PROBLEM DESCRIPTION
Give the records back in full, exactly as they read.

PROVIDED ENTRIES
============================================================
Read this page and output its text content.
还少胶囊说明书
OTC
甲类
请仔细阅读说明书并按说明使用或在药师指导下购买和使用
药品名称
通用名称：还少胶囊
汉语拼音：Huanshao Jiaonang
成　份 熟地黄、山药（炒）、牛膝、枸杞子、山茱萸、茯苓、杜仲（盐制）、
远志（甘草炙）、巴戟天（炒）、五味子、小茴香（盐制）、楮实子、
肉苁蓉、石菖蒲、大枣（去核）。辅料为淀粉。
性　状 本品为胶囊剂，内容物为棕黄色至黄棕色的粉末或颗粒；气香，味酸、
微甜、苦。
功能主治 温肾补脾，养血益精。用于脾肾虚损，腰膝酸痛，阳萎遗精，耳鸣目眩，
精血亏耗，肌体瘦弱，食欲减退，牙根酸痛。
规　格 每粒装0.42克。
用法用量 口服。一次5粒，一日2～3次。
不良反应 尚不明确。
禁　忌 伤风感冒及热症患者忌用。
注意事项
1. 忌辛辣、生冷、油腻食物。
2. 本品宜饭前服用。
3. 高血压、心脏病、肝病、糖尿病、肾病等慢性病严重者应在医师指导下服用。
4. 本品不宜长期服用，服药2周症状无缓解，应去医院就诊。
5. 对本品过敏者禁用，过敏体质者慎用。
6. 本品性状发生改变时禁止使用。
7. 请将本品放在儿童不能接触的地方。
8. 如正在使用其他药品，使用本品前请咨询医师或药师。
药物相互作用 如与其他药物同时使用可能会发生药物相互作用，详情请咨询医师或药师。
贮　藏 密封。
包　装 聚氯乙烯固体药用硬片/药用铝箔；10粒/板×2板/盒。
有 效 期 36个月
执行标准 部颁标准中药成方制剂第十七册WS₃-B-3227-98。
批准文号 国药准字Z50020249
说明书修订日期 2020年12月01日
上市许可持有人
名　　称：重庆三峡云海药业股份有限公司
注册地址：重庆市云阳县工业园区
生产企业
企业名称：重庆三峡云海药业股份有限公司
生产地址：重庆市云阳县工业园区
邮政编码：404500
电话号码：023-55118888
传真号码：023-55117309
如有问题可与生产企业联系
============================================================
RESULT OF THE TASK
Read this page and output its text content.
还少胶囊说明书
OTC
甲类
请仔细阅读说明书并按说明使用或在药师指导下购买和使用
药品名称
通用名称：还少胶囊
汉语拼音：Huanshao Jiaonang
成　份 熟地黄、山药（炒）、牛膝、枸杞子、山茱萸、茯苓、杜仲（盐制）、
远志（甘草炙）、巴戟天（炒）、五味子、小茴香（盐制）、楮实子、
肉苁蓉、石菖蒲、大枣（去核）。辅料为淀粉。
性　状 本品为胶囊剂，内容物为棕黄色至黄棕色的粉末或颗粒；气香，味酸、
微甜、苦。
功能主治 温肾补脾，养血益精。用于脾肾虚损，腰膝酸痛，阳萎遗精，耳鸣目眩，
精血亏耗，肌体瘦弱，食欲减退，牙根酸痛。
规　格 每粒装0.42克。
用法用量 口服。一次5粒，一日2～3次。
不良反应 尚不明确。
禁　忌 伤风感冒及热症患者忌用。
注意事项
1. 忌辛辣、生冷、油腻食物。
2. 本品宜饭前服用。
3. 高血压、心脏病、肝病、糖尿病、肾病等慢性病严重者应在医师指导下服用。
4. 本品不宜长期服用，服药2周症状无缓解，应去医院就诊。
5. 对本品过敏者禁用，过敏体质者慎用。
6. 本品性状发生改变时禁止使用。
7. 请将本品放在儿童不能接触的地方。
8. 如正在使用其他药品，使用本品前请咨询医师或药师。
药物相互作用 如与其他药物同时使用可能会发生药物相互作用，详情请咨询医师或药师。
贮　藏 密封。
包　装 聚氯乙烯固体药用硬片/药用铝箔；10粒/板×2板/盒。
有 效 期 36个月
执行标准 部颁标准中药成方制剂第十七册WS₃-B-3227-98。
批准文号 国药准字Z50020249
说明书修订日期 2020年12月01日
上市许可持有人
名　　称：重庆三峡云海药业股份有限公司
注册地址：重庆市云阳县工业园区
生产企业
企业名称：重庆三峡云海药业股份有限公司
生产地址：重庆市云阳县工业园区
邮政编码：404500
电话号码：023-55118888
传真号码：023-55117309
如有问题可与生产企业联系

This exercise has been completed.